Text section start
Highmark membership suffers as patients seek plans with full UPMC access

Although the battle has gone back and forth between Highmark and Pittsburgh-based UPMC, it was health insurer Aetna that came out of the fight on top, according to a TribLive report.

The contract dispute between Highmark and UPMC allowed Aetna and other insurers that provide in-network access to UPMC to take over some of Highmark's market share in western part of Pennsylvania. As of January, Highmark had a 60 percent market share in Western Pennsylvania, a 29-county region, down from a 63 percent market share in January 2014.

The decrease in the insurer's market share was driven by a loss of 150,000 employer-group members "who were concerned about keeping discounted access to the UPMC's huge network of 20 hospitals and more than 3,500 physicians," according to the report.

On the other end of the spectrum, Aetna added approximately 150,000 members in Western Pennsylvania in the last year. That number includes new employer groups, individual policies and Medicare Advantage plans, a spokesperson for Aetna, Walt Cherniak, told TribLive. "The overwhelming majority of that new membership came from Highmark," Mr. Cherniak said.
Text section end
Provided information section start
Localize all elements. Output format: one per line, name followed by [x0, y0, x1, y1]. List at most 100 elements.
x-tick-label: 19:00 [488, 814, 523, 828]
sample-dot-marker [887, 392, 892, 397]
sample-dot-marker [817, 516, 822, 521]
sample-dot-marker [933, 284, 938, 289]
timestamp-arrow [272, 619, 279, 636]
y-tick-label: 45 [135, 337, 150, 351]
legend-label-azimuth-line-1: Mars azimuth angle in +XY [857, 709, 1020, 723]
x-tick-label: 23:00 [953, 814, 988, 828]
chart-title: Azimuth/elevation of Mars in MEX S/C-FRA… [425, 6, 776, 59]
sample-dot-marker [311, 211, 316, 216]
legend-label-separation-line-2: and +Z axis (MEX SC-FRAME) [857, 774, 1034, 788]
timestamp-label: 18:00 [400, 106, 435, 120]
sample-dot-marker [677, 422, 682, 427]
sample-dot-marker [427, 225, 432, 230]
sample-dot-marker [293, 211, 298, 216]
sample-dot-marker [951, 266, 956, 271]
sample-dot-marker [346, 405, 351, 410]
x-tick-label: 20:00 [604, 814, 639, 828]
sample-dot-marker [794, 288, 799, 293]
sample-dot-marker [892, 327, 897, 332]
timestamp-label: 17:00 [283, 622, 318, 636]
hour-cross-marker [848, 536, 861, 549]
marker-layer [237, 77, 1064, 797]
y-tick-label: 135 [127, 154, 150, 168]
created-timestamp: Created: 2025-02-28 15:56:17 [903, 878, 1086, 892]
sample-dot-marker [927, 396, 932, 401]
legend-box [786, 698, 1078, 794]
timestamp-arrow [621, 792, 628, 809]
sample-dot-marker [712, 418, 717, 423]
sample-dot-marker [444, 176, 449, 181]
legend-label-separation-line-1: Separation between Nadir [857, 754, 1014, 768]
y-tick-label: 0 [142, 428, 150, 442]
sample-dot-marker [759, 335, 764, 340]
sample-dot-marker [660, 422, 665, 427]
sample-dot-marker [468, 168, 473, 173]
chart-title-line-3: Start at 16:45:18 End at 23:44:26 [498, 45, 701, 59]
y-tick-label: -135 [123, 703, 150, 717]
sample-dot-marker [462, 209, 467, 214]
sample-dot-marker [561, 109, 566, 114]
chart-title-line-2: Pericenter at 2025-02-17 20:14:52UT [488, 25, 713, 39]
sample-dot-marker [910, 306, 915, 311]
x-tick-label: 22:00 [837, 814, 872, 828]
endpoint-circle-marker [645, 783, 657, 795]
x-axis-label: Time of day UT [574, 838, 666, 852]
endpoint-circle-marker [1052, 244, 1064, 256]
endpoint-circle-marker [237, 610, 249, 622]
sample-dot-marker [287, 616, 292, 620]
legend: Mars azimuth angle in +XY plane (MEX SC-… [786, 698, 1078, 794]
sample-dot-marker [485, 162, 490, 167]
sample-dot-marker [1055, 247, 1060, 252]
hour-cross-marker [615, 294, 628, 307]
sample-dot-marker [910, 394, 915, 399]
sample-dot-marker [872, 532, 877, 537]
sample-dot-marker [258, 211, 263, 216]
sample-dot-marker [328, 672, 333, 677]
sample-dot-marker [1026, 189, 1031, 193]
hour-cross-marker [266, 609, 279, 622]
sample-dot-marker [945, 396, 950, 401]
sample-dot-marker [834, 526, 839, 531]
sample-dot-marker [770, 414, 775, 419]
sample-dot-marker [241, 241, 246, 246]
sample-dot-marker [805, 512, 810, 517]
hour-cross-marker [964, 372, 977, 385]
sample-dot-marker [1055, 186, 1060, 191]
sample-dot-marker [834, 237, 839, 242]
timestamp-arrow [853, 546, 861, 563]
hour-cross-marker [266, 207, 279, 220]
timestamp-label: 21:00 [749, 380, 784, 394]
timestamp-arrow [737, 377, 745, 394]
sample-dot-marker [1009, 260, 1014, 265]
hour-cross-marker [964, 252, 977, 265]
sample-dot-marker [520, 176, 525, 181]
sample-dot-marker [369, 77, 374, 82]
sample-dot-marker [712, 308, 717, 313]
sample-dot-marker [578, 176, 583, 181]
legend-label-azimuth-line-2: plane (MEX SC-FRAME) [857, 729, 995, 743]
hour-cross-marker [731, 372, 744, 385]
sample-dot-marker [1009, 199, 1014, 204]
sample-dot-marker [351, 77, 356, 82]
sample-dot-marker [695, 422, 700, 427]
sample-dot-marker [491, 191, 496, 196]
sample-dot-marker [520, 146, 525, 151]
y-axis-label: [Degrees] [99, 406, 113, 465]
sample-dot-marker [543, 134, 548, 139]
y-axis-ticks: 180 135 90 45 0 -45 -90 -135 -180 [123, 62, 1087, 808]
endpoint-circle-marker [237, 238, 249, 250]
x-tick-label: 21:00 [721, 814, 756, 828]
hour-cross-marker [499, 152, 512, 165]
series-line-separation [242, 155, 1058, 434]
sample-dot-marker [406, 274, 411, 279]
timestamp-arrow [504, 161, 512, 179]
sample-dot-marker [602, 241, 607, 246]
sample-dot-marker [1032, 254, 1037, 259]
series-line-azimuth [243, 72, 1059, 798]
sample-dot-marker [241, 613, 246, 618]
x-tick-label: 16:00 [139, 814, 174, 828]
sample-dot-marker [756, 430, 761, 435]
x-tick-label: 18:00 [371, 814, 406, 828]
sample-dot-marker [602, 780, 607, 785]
Provided information section end
- **What you will do**
Reproduce the part of the Highmark market share text starting at "The decrease in" and ending at "Mr. Cherniak said.".

- **Written solution**
The decrease in the insurer's market share was driven by a loss of 150,000 employer-group members "who were concerned about keeping discounted access to the UPMC's huge network of 20 hospitals and more than 3,500 physicians," according to the report.

On the other end of the spectrum, Aetna added approximately 150,000 members in Western Pennsylvania in the last year. That number includes new employer groups, individual policies and Medicare Advantage plans, a spokesperson for Aetna, Walt Cherniak, told TribLive. "The overwhelming majority of that new membership came from Highmark," Mr. Cherniak said.